**Text section:**
►
Anyways, back to my story.  So, the attitude and speech that the woman directed towards me that day were thank-less.  When we arrived at her house, I had to climb on top of my truck to hand the firewood down to her.  Unfortunately, some of the sticks had shifted during our ride down the bumpy dirt road and the bundle was stuck.  I moved to get a better angle and ended up standing on the front part of roof rack, facing the opposite direction of the truck.  But, as I yanked on the bundle, the cord broke and I lost my balance.  Falling backwards towards the hood of the car, my rear-end landed on the top part of the windshield with a sickening crack.  Thankfully my hands caught the front of the roof rack and kept me from tumbling head first to the ground.  Clinging to the roof rack, I struggled to climb back on top of the car, frustrated at the way I had extended a crack in our already damaged windshield.  The woman's expression remained unchanged, though, and with a blank stare she received the wood from me and walked off without a word of sympathy or thanks.  I got back in the truck and drove away stewing in my embarrassment (I mean, who rear-ends their own windshield!) and irritation at the lack of gratitude I perceived from her.

By the time I made it home, I recovered enough to confess to Rachel and the girls about the origin of the extension of the crack in the windshield.  As they laughed about it (after expressing an appropriate amount of sympathy, I should add), it was easier for me to recognize just how ridiculous the story was and to be thankful that the fall and the damage to the car could have been much worse.  I'll admit that it took me some time to get over my wounded pride (and bruised bum!), but eventually I was able to join in the laughter.

Reflecting on that story yesterday made me consider again the connections between laughter and thankfulness.  As I think about our living room yesterday, filled with smiling and laughing people celebrating a day of Thanksgiving, even far from home, I am reminded of how important laughter is to helping put us in a posture of gratitude.  Our hearts seemed wired in a way that what most leads us to a place of thankfulness are the times set aside to enjoy and take joy in those around us.    

May we be a people whose laughter leads us to a spirit of gratefulness and thanksgiving!

Grace and Peace,
Alan  

Thursday, November 20, 2014

the beauty of being repurposed - funnels and disciple-making, take 2



Our Mozambican friends are great at repurposing.


Everything in this part of the world gets reused or recycled.

Kids turn trash into toys.

Scrap paper and bamboo shards are used to start cooking fires.

Even a busted fridge can be turned into a piece of furniture!   


The other day, in a nearby neighborhood, I came across a guy selling cooking oil.  He dipped a cup into a bucket of vegetable oil and would pour it through a funnel into little bottles to sell to his clients.  But, what caught my attention was his funnel.


In my previous blog post, I talked about the ways that the process of making disciples is like a funnel.   It is an illustration that I use all the time.  I try to encourage people not to act like a cup, but to use what they learn and act like a funnel by passing on what they know to others.
◄
**Exercise requirements:**
Repeat the blog excerpt above word for word, starting at "May we be a" and ending at "great at repurposing.".

**Collected material:**
►
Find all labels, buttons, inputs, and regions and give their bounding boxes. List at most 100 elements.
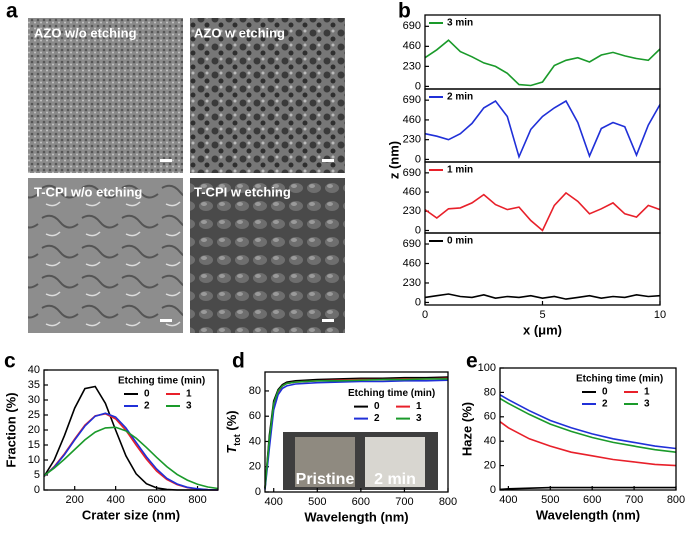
◄
**Solved problem:**
May we be a people whose laughter leads us to a spirit of gratefulness and thanksgiving!

Grace and Peace,
Alan  

Thursday, November 20, 2014

the beauty of being repurposed - funnels and disciple-making, take 2



Our Mozambican friends are great at repurposing.